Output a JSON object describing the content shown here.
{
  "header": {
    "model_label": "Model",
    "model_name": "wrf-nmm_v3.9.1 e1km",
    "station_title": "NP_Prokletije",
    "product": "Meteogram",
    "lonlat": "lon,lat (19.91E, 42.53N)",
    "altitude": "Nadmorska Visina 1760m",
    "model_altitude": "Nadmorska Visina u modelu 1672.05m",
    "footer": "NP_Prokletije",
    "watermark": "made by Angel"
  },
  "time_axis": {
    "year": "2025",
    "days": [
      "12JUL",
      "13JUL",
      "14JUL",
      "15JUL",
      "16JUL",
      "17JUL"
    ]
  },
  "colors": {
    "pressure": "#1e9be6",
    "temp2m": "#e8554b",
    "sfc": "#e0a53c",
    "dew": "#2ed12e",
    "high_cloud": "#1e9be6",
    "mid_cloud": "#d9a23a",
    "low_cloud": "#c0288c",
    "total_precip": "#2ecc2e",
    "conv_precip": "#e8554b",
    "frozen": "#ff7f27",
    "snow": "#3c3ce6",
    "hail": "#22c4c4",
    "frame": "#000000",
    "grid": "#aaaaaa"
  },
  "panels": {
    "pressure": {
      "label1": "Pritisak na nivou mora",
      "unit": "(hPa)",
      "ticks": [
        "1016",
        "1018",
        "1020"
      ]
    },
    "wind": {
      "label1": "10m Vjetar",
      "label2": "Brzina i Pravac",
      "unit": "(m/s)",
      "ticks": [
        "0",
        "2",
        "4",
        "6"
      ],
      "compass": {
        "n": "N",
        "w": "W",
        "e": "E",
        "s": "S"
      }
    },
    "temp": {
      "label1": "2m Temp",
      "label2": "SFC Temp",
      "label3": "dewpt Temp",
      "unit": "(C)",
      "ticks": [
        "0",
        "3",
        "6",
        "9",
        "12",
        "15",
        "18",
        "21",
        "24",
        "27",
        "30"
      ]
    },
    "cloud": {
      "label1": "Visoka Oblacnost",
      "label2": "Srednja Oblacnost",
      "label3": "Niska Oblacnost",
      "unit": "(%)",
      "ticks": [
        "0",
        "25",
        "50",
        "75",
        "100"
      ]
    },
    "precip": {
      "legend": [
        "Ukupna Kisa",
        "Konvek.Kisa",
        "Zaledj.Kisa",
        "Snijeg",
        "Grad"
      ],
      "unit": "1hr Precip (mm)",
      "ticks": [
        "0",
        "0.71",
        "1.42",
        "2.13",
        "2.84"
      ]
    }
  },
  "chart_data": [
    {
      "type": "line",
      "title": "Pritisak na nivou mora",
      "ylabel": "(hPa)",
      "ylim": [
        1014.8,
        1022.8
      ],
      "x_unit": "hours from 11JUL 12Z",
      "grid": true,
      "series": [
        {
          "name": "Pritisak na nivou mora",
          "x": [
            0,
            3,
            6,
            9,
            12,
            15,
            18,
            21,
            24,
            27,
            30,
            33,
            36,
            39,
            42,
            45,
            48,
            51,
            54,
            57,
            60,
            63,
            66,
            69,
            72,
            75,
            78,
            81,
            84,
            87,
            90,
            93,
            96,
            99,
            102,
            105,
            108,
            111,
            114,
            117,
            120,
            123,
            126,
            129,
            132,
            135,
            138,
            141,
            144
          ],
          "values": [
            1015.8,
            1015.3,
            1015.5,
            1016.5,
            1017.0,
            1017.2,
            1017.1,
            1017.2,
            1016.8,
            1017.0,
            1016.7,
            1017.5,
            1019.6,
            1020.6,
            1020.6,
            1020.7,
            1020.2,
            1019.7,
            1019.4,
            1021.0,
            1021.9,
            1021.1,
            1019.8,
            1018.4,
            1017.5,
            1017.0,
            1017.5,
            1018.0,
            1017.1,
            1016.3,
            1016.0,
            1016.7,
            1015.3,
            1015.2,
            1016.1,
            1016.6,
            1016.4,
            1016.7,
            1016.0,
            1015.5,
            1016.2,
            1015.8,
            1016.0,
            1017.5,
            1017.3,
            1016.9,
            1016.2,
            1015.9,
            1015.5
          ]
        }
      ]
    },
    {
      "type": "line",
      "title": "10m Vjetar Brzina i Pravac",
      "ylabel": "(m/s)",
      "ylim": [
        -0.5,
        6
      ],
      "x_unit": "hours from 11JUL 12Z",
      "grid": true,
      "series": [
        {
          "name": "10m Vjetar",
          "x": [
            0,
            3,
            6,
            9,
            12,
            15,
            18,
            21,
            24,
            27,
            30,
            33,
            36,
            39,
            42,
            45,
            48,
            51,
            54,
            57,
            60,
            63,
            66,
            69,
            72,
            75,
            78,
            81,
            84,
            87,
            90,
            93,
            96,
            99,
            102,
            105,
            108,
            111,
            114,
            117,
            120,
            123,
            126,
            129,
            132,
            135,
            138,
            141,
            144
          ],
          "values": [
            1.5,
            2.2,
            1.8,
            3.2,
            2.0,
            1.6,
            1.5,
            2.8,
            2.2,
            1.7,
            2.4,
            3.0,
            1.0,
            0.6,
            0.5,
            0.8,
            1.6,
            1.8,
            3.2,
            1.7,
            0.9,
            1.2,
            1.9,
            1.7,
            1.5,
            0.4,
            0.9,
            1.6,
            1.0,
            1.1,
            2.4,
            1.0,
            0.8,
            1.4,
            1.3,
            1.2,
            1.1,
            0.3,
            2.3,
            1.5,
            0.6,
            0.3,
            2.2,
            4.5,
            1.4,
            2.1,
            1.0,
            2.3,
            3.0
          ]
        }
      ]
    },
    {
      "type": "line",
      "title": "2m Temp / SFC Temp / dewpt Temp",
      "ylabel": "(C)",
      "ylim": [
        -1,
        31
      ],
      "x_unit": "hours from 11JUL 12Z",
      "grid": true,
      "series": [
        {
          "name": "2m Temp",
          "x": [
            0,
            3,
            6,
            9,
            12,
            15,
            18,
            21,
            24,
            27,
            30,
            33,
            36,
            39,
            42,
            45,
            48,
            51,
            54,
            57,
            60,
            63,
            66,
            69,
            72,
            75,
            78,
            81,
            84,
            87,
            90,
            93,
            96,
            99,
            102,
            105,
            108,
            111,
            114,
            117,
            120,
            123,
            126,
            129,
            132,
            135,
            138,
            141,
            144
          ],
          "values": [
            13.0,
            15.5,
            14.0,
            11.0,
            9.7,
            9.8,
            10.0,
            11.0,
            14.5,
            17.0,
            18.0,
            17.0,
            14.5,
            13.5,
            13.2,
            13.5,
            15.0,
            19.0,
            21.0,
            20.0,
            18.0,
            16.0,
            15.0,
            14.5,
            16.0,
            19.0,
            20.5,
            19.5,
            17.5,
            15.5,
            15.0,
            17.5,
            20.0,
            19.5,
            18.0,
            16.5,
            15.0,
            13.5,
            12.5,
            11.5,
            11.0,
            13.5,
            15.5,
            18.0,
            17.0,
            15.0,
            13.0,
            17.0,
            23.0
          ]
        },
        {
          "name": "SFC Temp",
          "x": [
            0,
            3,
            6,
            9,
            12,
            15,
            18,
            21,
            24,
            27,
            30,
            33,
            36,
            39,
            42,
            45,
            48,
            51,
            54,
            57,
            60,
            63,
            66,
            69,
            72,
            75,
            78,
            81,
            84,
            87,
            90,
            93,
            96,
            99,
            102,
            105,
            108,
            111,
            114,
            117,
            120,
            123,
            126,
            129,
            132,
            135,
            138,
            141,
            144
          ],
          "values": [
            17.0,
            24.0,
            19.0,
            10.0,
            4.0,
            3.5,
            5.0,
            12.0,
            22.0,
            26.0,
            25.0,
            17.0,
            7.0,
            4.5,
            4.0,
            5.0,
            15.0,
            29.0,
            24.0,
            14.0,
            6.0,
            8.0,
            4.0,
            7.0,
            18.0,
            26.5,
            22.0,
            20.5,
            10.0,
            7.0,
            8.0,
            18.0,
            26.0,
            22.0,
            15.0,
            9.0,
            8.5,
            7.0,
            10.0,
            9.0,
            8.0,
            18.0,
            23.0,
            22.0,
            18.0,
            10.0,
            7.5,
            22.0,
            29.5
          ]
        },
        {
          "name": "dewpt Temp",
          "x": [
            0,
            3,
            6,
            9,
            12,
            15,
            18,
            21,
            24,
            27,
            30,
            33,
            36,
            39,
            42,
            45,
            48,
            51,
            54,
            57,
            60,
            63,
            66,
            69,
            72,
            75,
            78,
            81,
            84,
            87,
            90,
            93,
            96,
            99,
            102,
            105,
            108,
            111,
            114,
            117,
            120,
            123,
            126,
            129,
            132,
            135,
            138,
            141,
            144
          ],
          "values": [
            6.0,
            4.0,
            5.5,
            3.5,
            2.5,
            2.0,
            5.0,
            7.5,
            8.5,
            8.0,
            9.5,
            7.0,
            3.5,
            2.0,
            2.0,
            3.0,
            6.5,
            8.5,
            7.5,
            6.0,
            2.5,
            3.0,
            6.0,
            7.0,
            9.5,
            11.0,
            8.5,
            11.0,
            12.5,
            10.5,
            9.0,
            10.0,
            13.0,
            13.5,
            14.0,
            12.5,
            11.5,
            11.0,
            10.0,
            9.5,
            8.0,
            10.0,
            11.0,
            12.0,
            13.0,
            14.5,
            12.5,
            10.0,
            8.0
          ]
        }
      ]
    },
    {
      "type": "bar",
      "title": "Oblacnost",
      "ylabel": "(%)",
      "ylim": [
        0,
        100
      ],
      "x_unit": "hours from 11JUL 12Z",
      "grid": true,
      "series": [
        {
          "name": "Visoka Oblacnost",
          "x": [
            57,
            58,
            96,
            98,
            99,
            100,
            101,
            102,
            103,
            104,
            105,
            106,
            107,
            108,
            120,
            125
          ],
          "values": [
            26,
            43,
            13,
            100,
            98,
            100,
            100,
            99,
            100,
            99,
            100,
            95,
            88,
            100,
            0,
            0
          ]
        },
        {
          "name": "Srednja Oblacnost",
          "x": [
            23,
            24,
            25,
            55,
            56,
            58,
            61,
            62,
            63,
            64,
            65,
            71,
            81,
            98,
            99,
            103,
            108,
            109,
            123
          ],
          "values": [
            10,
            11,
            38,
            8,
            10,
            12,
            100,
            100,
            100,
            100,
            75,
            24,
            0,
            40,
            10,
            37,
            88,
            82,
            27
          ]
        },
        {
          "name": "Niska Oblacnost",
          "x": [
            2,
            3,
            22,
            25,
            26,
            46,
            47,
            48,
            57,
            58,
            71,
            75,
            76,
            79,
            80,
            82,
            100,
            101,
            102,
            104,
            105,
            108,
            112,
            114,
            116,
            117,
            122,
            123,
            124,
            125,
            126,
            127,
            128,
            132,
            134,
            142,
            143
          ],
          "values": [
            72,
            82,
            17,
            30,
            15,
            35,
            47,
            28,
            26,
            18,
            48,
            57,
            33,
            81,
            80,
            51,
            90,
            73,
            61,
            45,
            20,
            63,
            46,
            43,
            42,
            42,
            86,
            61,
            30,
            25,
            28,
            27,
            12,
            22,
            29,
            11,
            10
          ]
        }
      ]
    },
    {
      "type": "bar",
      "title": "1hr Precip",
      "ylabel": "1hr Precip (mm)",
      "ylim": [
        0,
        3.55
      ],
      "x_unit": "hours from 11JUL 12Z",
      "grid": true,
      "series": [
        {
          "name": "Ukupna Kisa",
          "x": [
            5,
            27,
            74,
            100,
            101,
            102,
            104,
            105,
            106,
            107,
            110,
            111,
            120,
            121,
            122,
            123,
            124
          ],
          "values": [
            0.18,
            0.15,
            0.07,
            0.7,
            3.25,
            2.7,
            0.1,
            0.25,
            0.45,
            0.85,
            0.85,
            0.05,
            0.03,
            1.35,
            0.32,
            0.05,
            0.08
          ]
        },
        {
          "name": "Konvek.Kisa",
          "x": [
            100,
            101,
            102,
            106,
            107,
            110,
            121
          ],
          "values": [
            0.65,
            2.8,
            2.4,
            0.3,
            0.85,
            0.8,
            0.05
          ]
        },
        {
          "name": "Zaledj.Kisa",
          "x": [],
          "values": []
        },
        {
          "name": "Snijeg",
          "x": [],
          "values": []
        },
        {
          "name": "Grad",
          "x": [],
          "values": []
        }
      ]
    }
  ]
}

— Given instruction —
Extract every line containing the string "Vjetar" from the data above.

— Task solution —
      "label1": "10m Vjetar",
      "title": "10m Vjetar Brzina i Pravac",
          "name": "10m Vjetar",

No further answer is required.